Written instruction.
Show each line from the listing that includes the word "musí".

Task material.
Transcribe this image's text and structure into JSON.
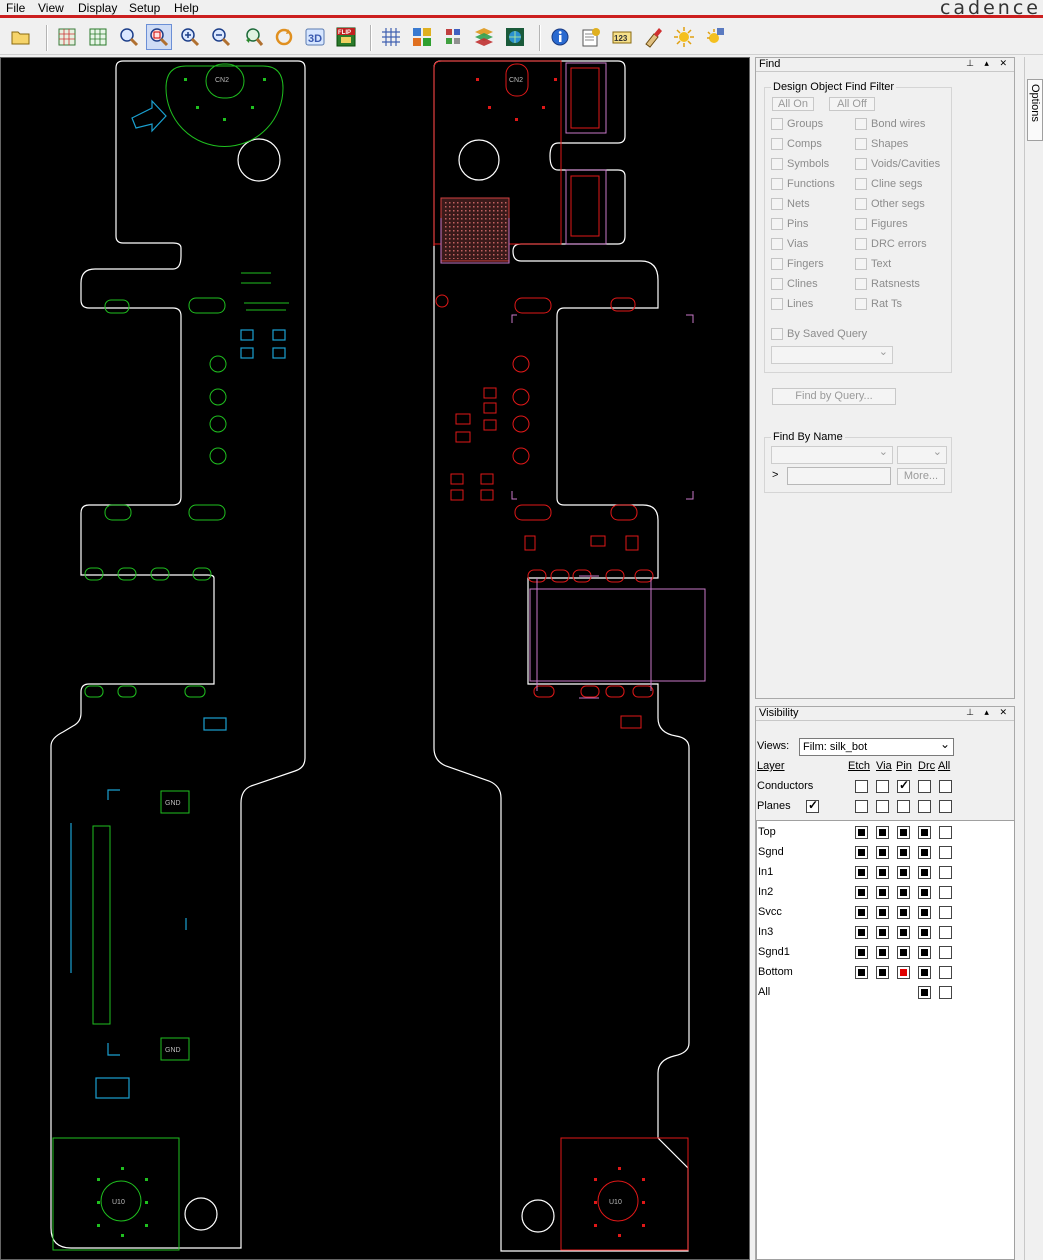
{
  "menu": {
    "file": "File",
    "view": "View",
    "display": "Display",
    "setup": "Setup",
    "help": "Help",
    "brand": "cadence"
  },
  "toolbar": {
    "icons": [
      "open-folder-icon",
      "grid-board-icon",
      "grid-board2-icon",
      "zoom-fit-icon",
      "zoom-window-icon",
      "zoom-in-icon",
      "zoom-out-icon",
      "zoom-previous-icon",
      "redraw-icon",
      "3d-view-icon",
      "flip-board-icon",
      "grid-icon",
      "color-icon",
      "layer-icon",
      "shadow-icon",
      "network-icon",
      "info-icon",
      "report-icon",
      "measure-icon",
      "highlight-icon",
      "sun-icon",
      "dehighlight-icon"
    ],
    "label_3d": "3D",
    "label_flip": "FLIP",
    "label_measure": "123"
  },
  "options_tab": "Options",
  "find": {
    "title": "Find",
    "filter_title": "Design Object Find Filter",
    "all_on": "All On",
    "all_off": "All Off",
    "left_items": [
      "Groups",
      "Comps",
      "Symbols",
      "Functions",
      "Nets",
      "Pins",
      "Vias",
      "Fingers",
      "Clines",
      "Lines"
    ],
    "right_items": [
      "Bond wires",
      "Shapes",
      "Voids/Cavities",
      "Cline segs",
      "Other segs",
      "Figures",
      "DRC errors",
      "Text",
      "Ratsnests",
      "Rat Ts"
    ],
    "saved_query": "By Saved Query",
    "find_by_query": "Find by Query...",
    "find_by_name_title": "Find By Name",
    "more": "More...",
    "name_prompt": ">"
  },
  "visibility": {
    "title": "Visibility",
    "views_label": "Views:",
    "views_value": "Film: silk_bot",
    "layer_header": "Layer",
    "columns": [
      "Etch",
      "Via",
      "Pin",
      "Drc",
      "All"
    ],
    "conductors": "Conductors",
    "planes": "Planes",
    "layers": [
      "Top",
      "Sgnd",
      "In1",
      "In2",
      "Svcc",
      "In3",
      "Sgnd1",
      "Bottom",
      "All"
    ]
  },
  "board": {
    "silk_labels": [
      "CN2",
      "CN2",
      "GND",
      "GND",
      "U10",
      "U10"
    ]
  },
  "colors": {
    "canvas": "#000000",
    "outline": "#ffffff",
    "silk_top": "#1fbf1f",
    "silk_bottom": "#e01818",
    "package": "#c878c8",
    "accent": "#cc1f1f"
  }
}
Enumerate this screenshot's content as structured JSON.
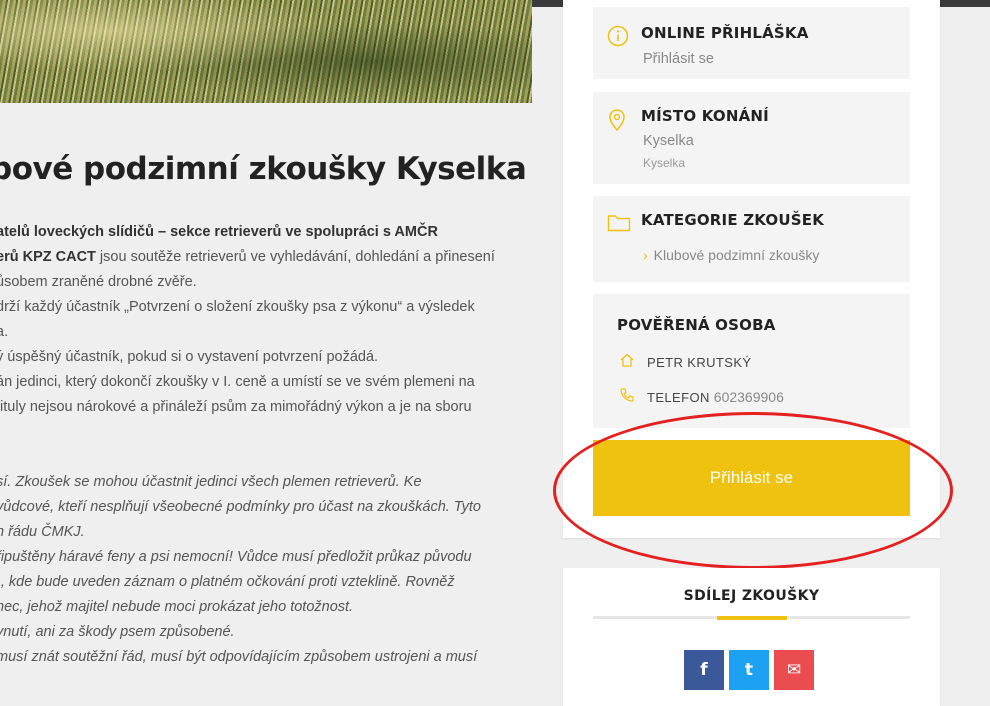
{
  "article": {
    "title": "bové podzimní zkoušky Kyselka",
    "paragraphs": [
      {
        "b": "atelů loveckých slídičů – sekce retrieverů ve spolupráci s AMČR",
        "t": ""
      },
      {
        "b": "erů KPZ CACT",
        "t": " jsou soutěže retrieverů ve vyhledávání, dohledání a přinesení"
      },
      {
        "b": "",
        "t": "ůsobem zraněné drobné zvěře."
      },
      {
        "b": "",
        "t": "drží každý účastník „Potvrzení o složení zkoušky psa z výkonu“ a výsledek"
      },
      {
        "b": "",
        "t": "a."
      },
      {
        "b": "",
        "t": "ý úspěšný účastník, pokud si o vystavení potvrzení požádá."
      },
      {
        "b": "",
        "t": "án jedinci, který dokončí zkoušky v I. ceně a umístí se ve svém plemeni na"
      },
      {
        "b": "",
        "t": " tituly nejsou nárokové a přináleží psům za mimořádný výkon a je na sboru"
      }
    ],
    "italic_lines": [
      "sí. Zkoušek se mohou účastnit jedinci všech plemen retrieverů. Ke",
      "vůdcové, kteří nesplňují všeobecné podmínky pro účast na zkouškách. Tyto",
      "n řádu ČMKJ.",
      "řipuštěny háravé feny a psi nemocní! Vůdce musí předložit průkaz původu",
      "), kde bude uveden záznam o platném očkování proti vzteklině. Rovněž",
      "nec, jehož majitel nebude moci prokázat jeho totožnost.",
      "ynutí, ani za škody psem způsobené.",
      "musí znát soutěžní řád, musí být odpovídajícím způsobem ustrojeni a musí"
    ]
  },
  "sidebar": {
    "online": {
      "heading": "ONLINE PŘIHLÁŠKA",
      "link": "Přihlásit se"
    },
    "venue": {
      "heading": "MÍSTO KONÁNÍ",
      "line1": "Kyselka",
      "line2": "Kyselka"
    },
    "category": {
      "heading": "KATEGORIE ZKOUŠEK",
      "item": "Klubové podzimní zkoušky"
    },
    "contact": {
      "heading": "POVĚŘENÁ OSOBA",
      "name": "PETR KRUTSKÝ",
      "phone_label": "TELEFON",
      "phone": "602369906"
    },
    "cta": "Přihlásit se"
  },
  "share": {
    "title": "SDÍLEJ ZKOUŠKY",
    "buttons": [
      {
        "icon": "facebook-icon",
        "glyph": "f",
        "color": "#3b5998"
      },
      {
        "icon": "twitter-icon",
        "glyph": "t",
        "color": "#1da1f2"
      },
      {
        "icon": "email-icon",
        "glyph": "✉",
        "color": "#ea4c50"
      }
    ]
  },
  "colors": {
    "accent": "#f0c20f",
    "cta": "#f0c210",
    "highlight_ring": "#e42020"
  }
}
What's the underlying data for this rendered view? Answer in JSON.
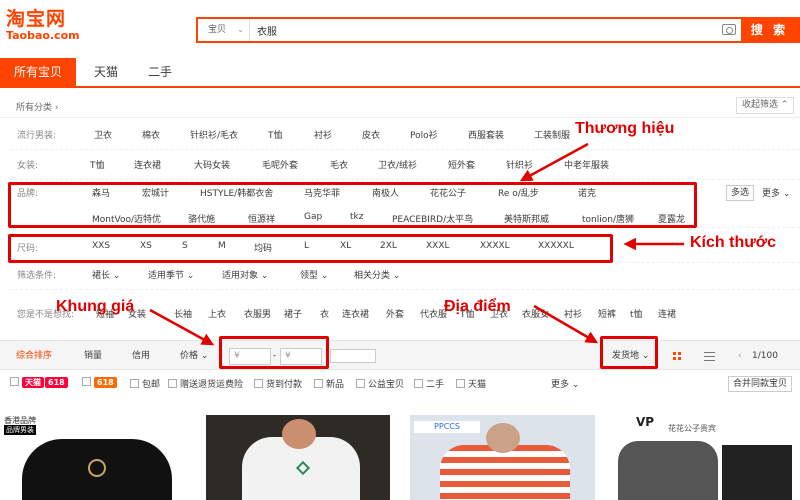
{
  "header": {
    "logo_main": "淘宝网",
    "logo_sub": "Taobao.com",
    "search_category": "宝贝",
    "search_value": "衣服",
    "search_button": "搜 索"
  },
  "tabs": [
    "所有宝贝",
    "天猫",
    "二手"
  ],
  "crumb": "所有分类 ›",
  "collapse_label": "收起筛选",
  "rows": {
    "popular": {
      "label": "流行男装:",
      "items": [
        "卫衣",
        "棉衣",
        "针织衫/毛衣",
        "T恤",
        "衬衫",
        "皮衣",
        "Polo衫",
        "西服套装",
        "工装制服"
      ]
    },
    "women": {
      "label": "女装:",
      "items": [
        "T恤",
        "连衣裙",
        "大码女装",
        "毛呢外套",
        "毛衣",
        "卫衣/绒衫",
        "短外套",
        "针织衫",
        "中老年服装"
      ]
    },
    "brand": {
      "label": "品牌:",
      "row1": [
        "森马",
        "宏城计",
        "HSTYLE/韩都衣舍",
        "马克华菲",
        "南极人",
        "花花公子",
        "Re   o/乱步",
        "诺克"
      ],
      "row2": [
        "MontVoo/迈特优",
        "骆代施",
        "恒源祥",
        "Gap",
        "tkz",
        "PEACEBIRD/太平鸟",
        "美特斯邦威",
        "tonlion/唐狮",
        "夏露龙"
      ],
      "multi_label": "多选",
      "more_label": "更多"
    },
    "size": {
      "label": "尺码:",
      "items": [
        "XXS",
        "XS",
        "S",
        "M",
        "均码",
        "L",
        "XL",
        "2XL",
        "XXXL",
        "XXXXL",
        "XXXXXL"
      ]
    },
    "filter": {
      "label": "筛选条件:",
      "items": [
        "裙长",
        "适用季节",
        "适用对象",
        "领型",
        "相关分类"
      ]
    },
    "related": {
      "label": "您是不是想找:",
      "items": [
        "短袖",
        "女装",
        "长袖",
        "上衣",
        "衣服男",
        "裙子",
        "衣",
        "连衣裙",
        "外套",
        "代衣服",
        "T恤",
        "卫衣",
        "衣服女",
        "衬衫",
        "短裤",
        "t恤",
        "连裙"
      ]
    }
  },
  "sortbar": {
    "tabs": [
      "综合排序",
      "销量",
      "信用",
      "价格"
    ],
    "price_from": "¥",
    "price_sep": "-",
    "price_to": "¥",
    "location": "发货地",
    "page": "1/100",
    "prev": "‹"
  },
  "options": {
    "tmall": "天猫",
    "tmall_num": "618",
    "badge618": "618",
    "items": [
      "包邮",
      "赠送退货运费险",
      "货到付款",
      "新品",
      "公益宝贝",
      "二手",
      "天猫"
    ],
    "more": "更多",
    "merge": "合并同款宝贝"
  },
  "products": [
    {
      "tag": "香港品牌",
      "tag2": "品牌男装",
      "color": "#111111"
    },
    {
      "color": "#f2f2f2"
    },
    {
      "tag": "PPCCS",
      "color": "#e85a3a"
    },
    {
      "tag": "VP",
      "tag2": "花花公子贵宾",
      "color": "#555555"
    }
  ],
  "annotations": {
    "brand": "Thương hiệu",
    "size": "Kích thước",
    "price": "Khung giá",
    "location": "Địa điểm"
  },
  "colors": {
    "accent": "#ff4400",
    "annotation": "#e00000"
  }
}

Output for this exercise.
      "řipuštěny háravé feny a psi nemocní! Vůdce musí předložit průkaz původu",
      "musí znát soutěžní řád, musí být odpovídajícím způsobem ustrojeni a musí"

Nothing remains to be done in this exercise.